Reproduce every record below exactly as written, but leave out any pictures.

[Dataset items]

##########

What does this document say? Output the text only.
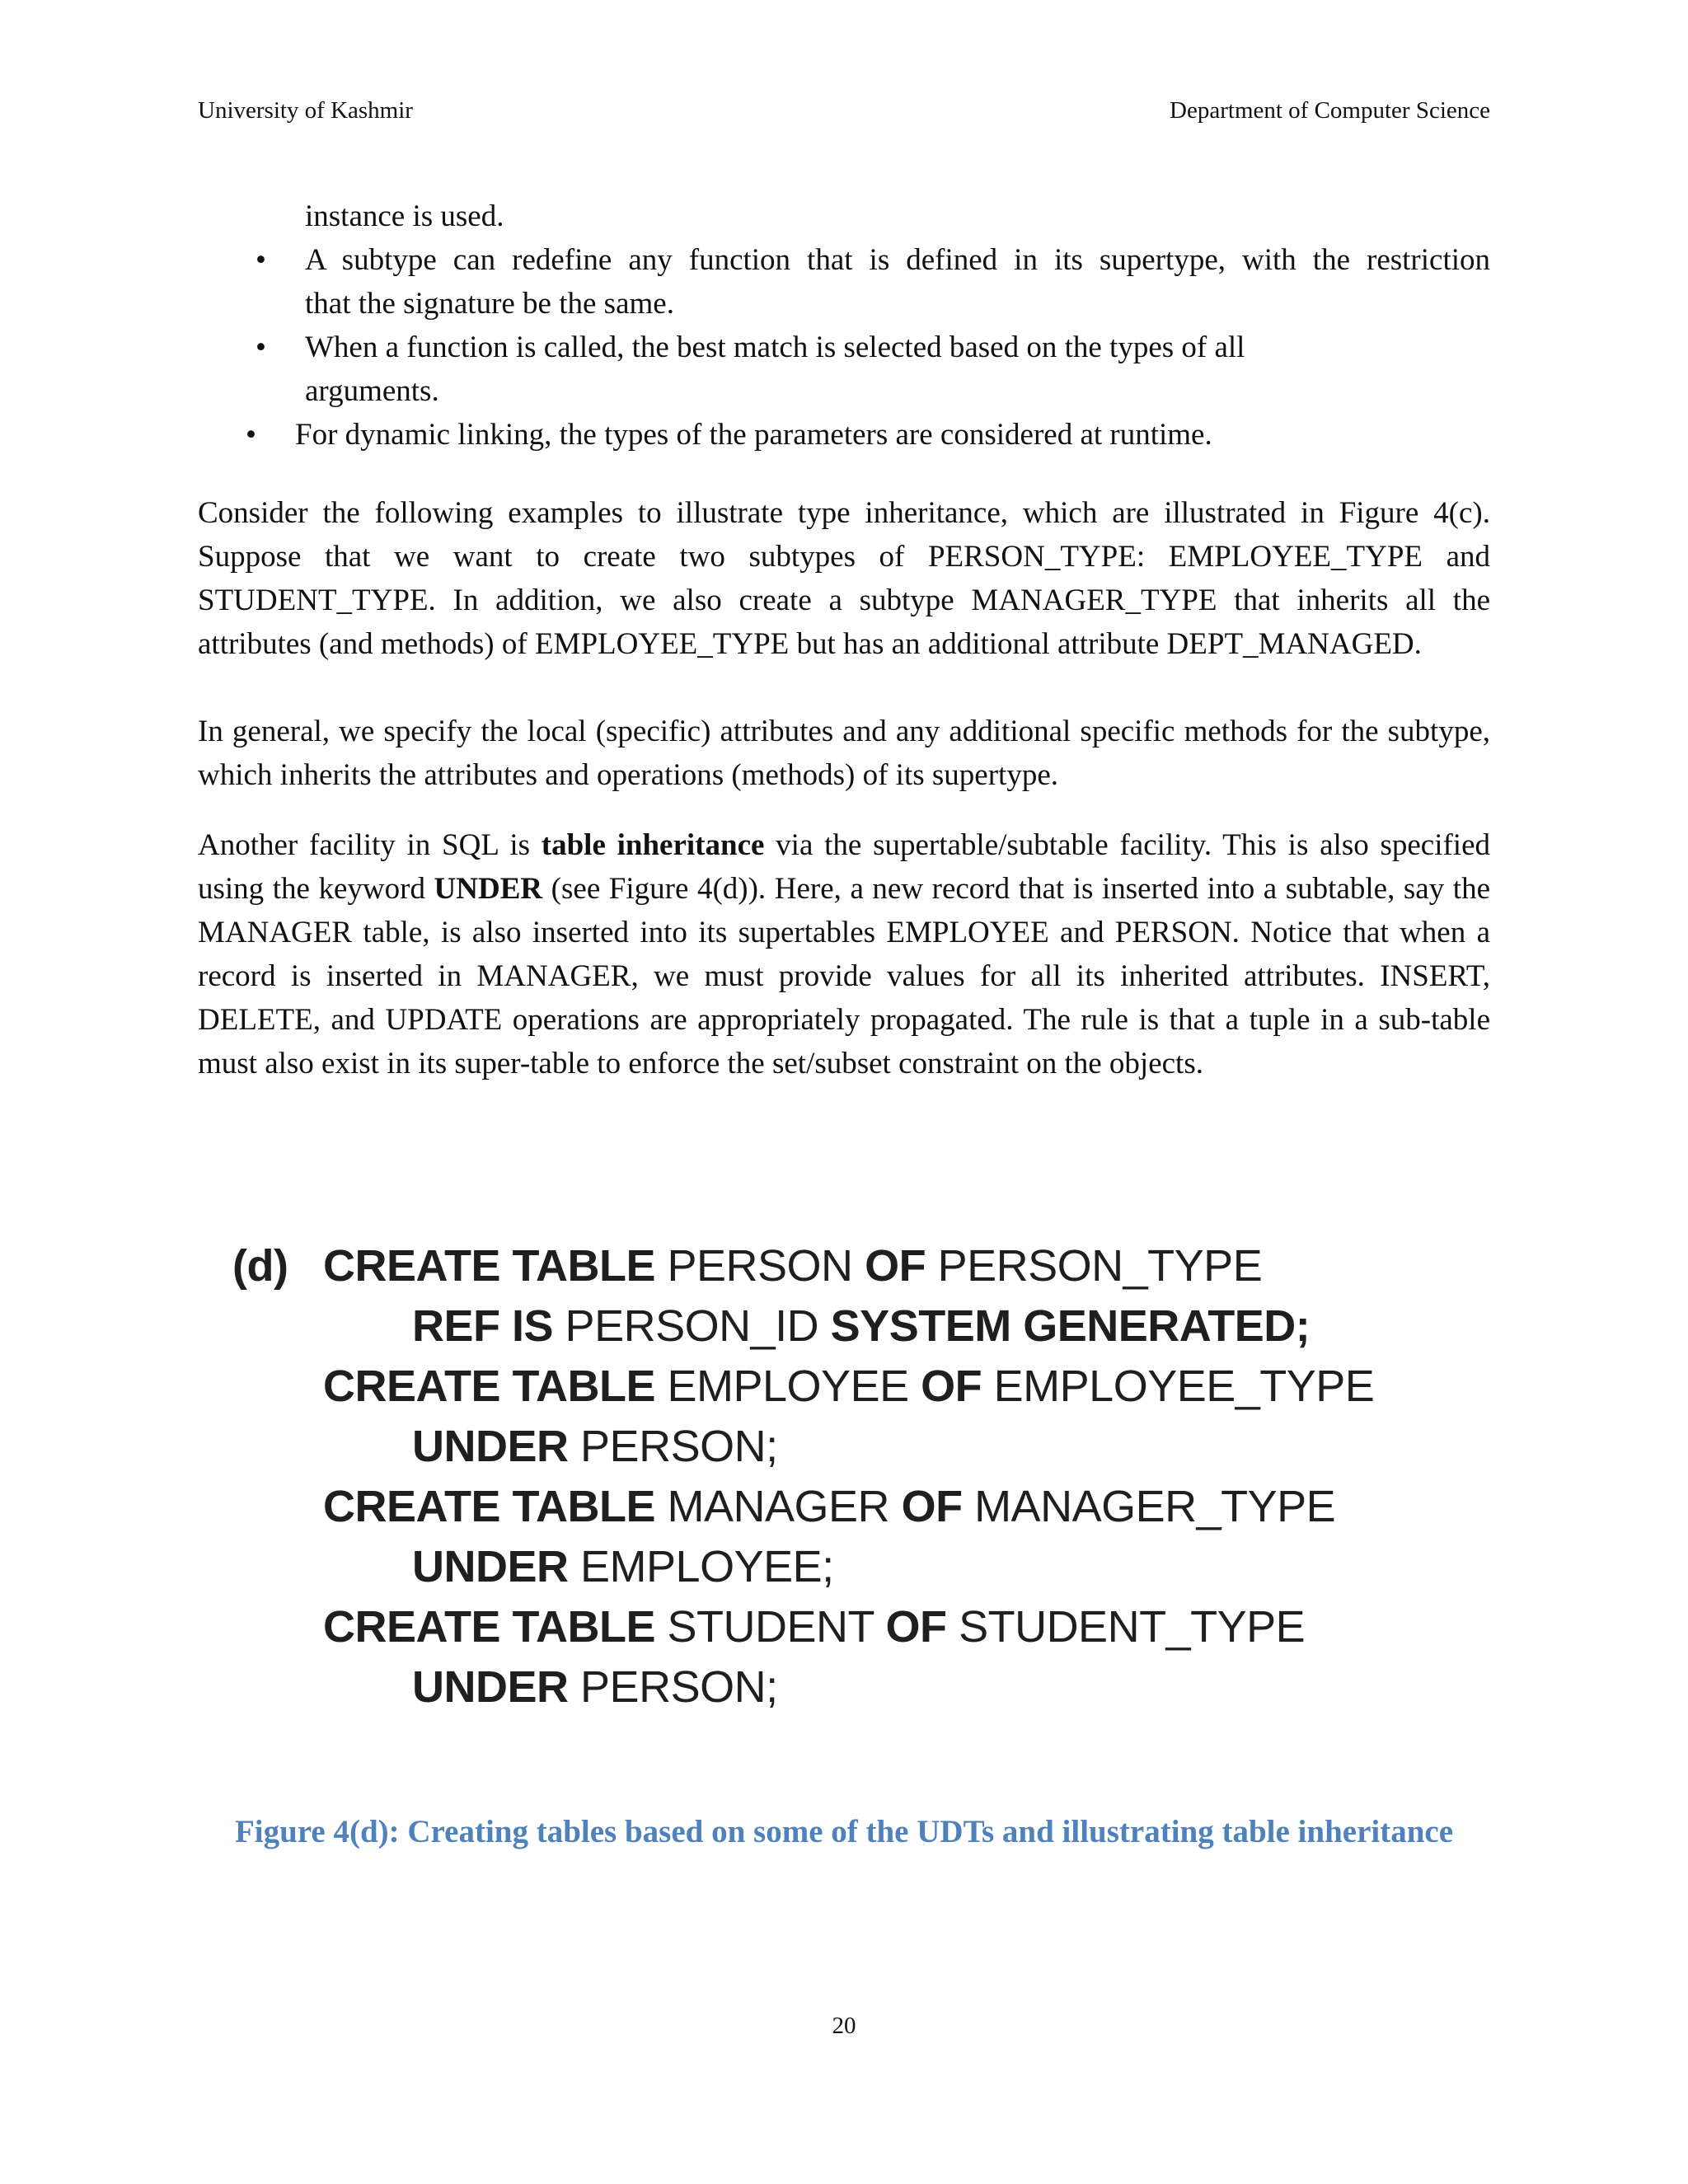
University of Kashmir	Department of Computer Science
instance is used.
• A subtype can redefine any function that is defined in its supertype, with the restriction
that the signature be the same.
• When a function is called, the best match is selected based on the types of all
arguments.
• For dynamic linking, the types of the parameters are considered at runtime.
Consider the following examples to illustrate type inheritance, which are illustrated in Figure 4(c). Suppose that we want to create two subtypes of PERSON_TYPE: EMPLOYEE_TYPE and STUDENT_TYPE. In addition, we also create a subtype MANAGER_TYPE that inherits all the attributes (and methods) of EMPLOYEE_TYPE but has an additional attribute DEPT_MANAGED.
In general, we specify the local (specific) attributes and any additional specific methods for the subtype, which inherits the attributes and operations (methods) of its supertype.
Another facility in SQL is table inheritance via the supertable/subtable facility. This is also specified using the keyword UNDER (see Figure 4(d)). Here, a new record that is inserted into a subtable, say the MANAGER table, is also inserted into its supertables EMPLOYEE and PERSON. Notice that when a record is inserted in MANAGER, we must provide values for all its inherited attributes. INSERT, DELETE, and UPDATE operations are appropriately propagated. The rule is that a tuple in a sub-table must also exist in its super-table to enforce the set/subset constraint on the objects.
(d) CREATE TABLE PERSON OF PERSON_TYPE
REF IS PERSON_ID SYSTEM GENERATED;
CREATE TABLE EMPLOYEE OF EMPLOYEE_TYPE
UNDER PERSON;
CREATE TABLE MANAGER OF MANAGER_TYPE
UNDER EMPLOYEE;
CREATE TABLE STUDENT OF STUDENT_TYPE
UNDER PERSON;
Figure 4(d): Creating tables based on some of the UDTs and illustrating table inheritance
20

##########

TASK OUTPUT >>
What does this document say? Output the text only.
University of Kashmir	Department of Computer Science
instance is used.
• A subtype can redefine any function that is defined in its supertype, with the restriction
that the signature be the same.
• When a function is called, the best match is selected based on the types of all
arguments.
• For dynamic linking, the types of the parameters are considered at runtime.
Consider the following examples to illustrate type inheritance, which are illustrated in Figure 4(c). Suppose that we want to create two subtypes of PERSON_TYPE: EMPLOYEE_TYPE and STUDENT_TYPE. In addition, we also create a subtype MANAGER_TYPE that inherits all the attributes (and methods) of EMPLOYEE_TYPE but has an additional attribute DEPT_MANAGED.
In general, we specify the local (specific) attributes and any additional specific methods for the subtype, which inherits the attributes and operations (methods) of its supertype.
Another facility in SQL is table inheritance via the supertable/subtable facility. This is also specified using the keyword UNDER (see Figure 4(d)). Here, a new record that is inserted into a subtable, say the MANAGER table, is also inserted into its supertables EMPLOYEE and PERSON. Notice that when a record is inserted in MANAGER, we must provide values for all its inherited attributes. INSERT, DELETE, and UPDATE operations are appropriately propagated. The rule is that a tuple in a sub-table must also exist in its super-table to enforce the set/subset constraint on the objects.
(d) CREATE TABLE PERSON OF PERSON_TYPE
REF IS PERSON_ID SYSTEM GENERATED;
CREATE TABLE EMPLOYEE OF EMPLOYEE_TYPE
UNDER PERSON;
CREATE TABLE MANAGER OF MANAGER_TYPE
UNDER EMPLOYEE;
CREATE TABLE STUDENT OF STUDENT_TYPE
UNDER PERSON;
Figure 4(d): Creating tables based on some of the UDTs and illustrating table inheritance
20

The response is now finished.